• _Records supplied_:
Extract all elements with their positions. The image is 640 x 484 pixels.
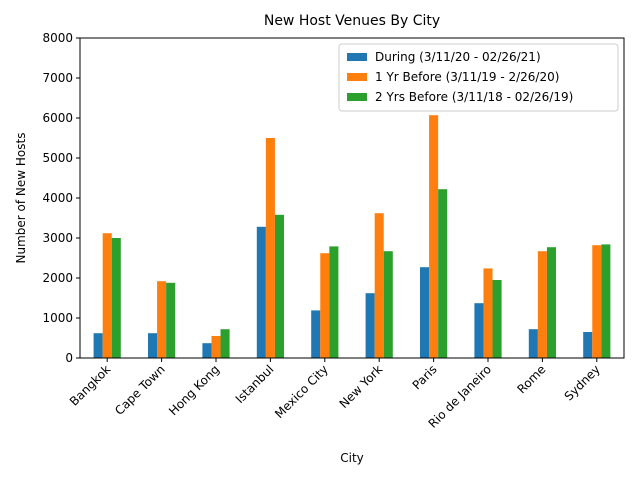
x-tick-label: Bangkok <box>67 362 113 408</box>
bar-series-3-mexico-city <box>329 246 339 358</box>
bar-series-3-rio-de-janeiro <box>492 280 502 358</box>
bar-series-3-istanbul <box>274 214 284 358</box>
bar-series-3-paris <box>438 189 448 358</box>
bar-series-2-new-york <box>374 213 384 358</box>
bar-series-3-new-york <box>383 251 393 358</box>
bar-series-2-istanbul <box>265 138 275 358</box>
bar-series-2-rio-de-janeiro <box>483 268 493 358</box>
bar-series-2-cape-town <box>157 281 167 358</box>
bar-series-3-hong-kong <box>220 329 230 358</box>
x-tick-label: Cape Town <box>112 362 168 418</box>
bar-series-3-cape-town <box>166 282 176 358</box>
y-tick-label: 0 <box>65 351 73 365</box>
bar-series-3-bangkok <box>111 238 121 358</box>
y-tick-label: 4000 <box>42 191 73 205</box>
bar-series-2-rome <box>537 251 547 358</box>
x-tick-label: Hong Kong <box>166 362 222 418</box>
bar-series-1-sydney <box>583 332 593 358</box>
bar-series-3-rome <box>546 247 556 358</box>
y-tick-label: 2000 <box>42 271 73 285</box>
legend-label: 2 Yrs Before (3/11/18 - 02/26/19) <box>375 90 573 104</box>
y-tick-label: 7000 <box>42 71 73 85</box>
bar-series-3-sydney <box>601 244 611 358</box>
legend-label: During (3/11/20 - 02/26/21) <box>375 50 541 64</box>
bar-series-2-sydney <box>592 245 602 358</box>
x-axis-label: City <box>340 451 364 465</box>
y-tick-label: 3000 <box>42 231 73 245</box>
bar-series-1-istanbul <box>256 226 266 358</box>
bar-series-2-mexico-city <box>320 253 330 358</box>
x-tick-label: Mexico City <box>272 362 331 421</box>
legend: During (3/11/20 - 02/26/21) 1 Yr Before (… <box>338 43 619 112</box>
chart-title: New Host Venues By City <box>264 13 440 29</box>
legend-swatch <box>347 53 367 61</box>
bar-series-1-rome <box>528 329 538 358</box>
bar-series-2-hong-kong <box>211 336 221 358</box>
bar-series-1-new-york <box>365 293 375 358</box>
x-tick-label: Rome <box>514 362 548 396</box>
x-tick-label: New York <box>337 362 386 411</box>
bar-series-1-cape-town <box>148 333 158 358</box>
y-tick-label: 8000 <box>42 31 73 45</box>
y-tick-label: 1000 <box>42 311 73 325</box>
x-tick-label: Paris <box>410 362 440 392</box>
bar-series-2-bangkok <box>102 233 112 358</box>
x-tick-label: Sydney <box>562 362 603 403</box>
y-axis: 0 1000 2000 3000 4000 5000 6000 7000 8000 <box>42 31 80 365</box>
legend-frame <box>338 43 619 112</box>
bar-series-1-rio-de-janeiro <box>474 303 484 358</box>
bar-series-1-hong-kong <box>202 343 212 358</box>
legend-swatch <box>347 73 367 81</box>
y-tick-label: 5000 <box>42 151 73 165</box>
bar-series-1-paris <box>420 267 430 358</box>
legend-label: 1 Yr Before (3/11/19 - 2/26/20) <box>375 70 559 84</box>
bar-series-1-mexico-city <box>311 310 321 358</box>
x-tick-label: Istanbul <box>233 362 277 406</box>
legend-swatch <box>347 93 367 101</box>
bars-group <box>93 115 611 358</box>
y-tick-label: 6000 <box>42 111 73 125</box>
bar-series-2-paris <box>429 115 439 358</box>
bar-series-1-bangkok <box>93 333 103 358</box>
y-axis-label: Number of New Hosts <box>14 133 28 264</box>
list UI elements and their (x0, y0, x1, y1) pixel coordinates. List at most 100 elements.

• _Requirement_: Retype the lines of the records from the one containing "x-tick-label: Bangkok <box>67" through the one containing "y-tick-label: 0 <box>65 351 73 365</box>", both included, with nothing changed.

• _Solved exercise_:
x-tick-label: Bangkok <box>67 362 113 408</box>
bar-series-3-mexico-city <box>329 246 339 358</box>
bar-series-3-rio-de-janeiro <box>492 280 502 358</box>
bar-series-3-istanbul <box>274 214 284 358</box>
bar-series-3-paris <box>438 189 448 358</box>
bar-series-2-new-york <box>374 213 384 358</box>
bar-series-3-new-york <box>383 251 393 358</box>
bar-series-2-istanbul <box>265 138 275 358</box>
bar-series-2-rio-de-janeiro <box>483 268 493 358</box>
bar-series-2-cape-town <box>157 281 167 358</box>
bar-series-3-hong-kong <box>220 329 230 358</box>
x-tick-label: Cape Town <box>112 362 168 418</box>
bar-series-3-cape-town <box>166 282 176 358</box>
y-tick-label: 0 <box>65 351 73 365</box>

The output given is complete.